### [TASK GOAL]
Give back the whole listing exactly as shown.

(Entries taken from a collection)
--*--
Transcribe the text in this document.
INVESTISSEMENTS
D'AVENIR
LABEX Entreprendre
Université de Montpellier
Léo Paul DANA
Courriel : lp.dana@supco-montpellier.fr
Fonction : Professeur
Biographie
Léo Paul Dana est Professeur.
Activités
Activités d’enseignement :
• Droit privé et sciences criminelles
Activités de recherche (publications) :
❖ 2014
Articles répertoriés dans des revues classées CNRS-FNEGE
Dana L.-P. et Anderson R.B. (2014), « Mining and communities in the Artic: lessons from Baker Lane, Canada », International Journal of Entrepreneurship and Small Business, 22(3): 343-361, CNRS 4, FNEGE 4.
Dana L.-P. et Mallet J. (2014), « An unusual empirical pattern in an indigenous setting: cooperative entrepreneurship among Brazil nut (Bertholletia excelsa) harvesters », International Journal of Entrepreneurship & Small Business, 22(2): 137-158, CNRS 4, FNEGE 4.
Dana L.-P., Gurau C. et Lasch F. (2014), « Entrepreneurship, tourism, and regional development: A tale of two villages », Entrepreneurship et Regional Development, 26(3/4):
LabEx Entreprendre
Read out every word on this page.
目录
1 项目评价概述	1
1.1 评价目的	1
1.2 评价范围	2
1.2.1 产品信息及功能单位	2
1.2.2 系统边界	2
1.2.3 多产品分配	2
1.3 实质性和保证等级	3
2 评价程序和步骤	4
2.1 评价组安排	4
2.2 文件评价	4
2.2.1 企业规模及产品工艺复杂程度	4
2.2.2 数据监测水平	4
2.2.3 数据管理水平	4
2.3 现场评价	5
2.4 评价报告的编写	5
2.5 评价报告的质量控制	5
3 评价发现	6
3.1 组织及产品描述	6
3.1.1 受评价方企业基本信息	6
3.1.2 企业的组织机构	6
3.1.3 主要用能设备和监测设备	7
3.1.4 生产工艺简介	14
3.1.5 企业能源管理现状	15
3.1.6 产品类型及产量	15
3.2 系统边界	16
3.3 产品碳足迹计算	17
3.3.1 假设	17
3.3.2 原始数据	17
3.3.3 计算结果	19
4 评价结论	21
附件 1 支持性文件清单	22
--*--
### [OUTPUT BELOW]
Transcribe the text in this document.
INVESTISSEMENTS
D'AVENIR
LABEX Entreprendre
Université de Montpellier
Léo Paul DANA
Courriel : lp.dana@supco-montpellier.fr
Fonction : Professeur
Biographie
Léo Paul Dana est Professeur.
Activités
Activités d’enseignement :
• Droit privé et sciences criminelles
Activités de recherche (publications) :
❖ 2014
Articles répertoriés dans des revues classées CNRS-FNEGE
Dana L.-P. et Anderson R.B. (2014), « Mining and communities in the Artic: lessons from Baker Lane, Canada », International Journal of Entrepreneurship and Small Business, 22(3): 343-361, CNRS 4, FNEGE 4.
Dana L.-P. et Mallet J. (2014), « An unusual empirical pattern in an indigenous setting: cooperative entrepreneurship among Brazil nut (Bertholletia excelsa) harvesters », International Journal of Entrepreneurship & Small Business, 22(2): 137-158, CNRS 4, FNEGE 4.
Dana L.-P., Gurau C. et Lasch F. (2014), « Entrepreneurship, tourism, and regional development: A tale of two villages », Entrepreneurship et Regional Development, 26(3/4):
LabEx Entreprendre
Read out every word on this page.
目录
1 项目评价概述	1
1.1 评价目的	1
1.2 评价范围	2
1.2.1 产品信息及功能单位	2
1.2.2 系统边界	2
1.2.3 多产品分配	2
1.3 实质性和保证等级	3
2 评价程序和步骤	4
2.1 评价组安排	4
2.2 文件评价	4
2.2.1 企业规模及产品工艺复杂程度	4
2.2.2 数据监测水平	4
2.2.3 数据管理水平	4
2.3 现场评价	5
2.4 评价报告的编写	5
2.5 评价报告的质量控制	5
3 评价发现	6
3.1 组织及产品描述	6
3.1.1 受评价方企业基本信息	6
3.1.2 企业的组织机构	6
3.1.3 主要用能设备和监测设备	7
3.1.4 生产工艺简介	14
3.1.5 企业能源管理现状	15
3.1.6 产品类型及产量	15
3.2 系统边界	16
3.3 产品碳足迹计算	17
3.3.1 假设	17
3.3.2 原始数据	17
3.3.3 计算结果	19
4 评价结论	21
附件 1 支持性文件清单	22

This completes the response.